--- begin Records for the exercise ---

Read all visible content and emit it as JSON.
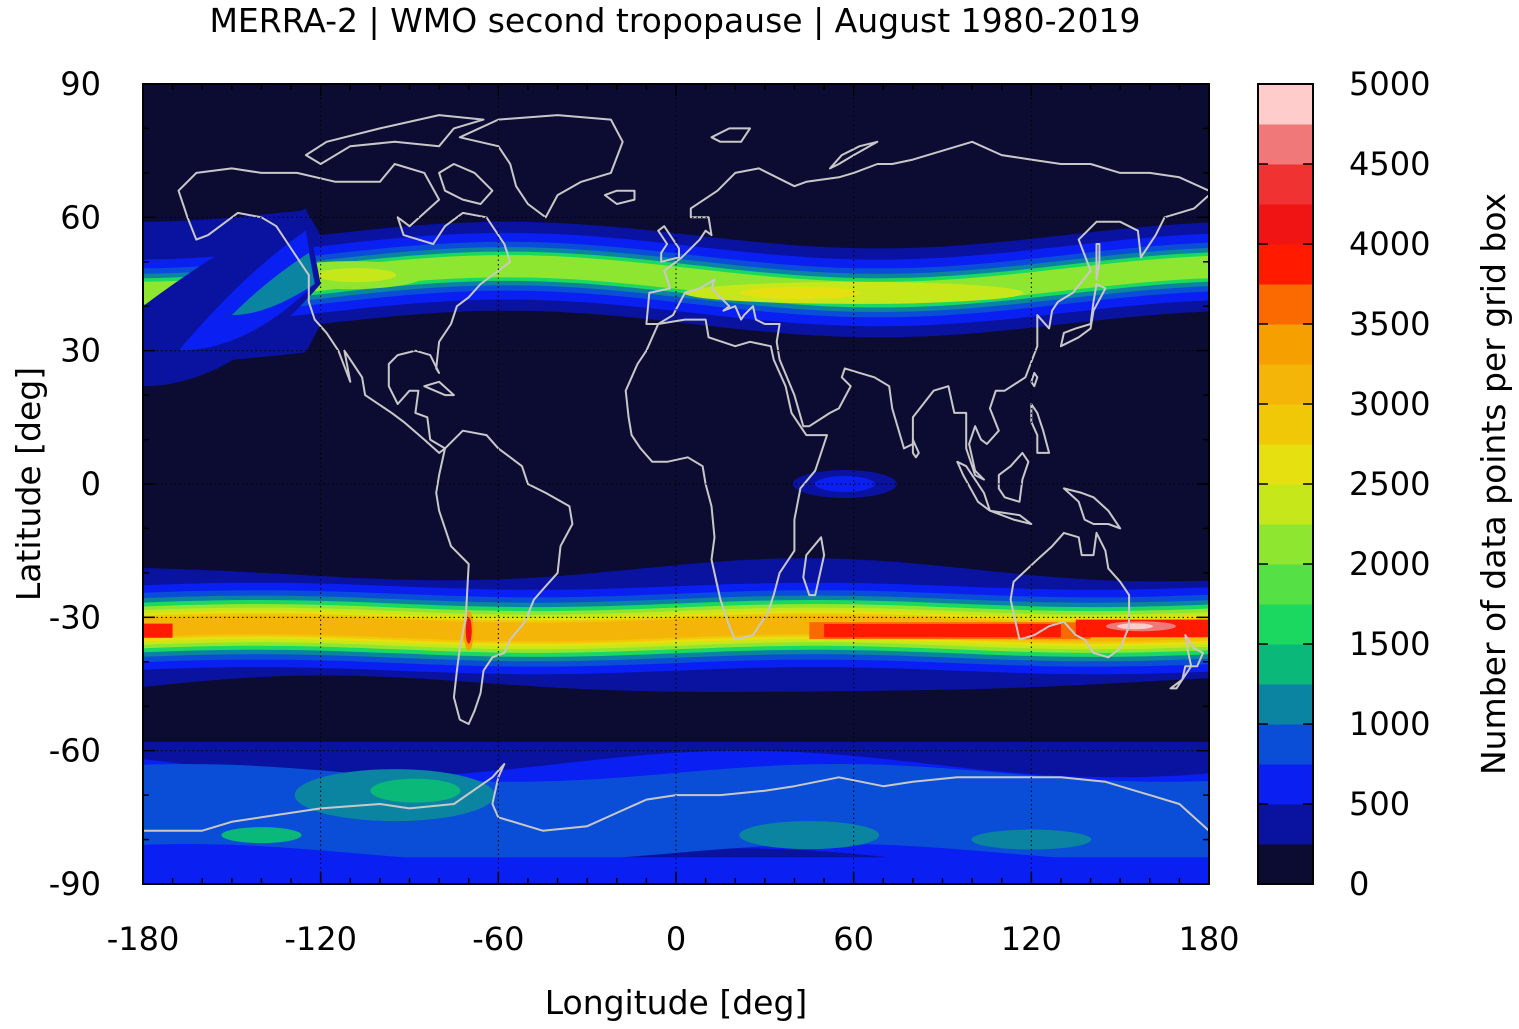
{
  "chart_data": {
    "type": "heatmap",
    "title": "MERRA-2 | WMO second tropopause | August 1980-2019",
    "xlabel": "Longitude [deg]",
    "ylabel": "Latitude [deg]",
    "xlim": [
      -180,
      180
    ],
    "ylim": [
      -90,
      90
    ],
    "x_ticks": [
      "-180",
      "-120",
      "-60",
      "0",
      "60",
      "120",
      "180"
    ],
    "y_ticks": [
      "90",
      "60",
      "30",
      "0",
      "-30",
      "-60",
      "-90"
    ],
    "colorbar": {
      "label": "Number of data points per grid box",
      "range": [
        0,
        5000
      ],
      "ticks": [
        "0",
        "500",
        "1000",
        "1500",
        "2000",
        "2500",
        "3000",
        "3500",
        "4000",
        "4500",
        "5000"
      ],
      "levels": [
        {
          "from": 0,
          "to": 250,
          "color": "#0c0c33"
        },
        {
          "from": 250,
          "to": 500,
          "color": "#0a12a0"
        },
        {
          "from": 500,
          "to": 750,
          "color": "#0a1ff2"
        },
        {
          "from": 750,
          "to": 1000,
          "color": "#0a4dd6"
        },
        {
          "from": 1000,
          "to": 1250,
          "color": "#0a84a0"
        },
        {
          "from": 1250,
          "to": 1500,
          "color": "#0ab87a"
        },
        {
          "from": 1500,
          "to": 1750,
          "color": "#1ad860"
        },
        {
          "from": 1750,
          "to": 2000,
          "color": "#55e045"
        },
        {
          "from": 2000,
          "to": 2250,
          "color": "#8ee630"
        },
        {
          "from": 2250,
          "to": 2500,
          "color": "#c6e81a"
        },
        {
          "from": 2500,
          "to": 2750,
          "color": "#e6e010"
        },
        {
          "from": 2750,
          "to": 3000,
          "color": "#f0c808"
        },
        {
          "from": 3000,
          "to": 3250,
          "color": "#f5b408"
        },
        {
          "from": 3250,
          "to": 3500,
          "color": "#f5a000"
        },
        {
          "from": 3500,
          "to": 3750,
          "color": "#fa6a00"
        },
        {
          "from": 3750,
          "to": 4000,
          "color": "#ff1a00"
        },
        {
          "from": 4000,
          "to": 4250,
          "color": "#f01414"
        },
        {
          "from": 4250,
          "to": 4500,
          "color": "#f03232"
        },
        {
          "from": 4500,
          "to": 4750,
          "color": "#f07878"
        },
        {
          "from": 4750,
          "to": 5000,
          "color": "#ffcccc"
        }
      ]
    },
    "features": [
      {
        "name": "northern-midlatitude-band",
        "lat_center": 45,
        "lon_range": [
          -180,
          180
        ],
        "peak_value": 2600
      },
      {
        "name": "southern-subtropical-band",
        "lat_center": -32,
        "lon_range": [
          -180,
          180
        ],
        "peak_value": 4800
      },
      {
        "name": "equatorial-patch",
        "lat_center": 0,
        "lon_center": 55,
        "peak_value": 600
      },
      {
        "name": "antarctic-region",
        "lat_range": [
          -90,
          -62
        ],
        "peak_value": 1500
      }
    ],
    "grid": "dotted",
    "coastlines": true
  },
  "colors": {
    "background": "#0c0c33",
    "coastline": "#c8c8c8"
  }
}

--- end Records for the exercise ---

Where a line contains "grid", copy that line.

      "label": "Number of data points per grid box",
    "grid": "dotted",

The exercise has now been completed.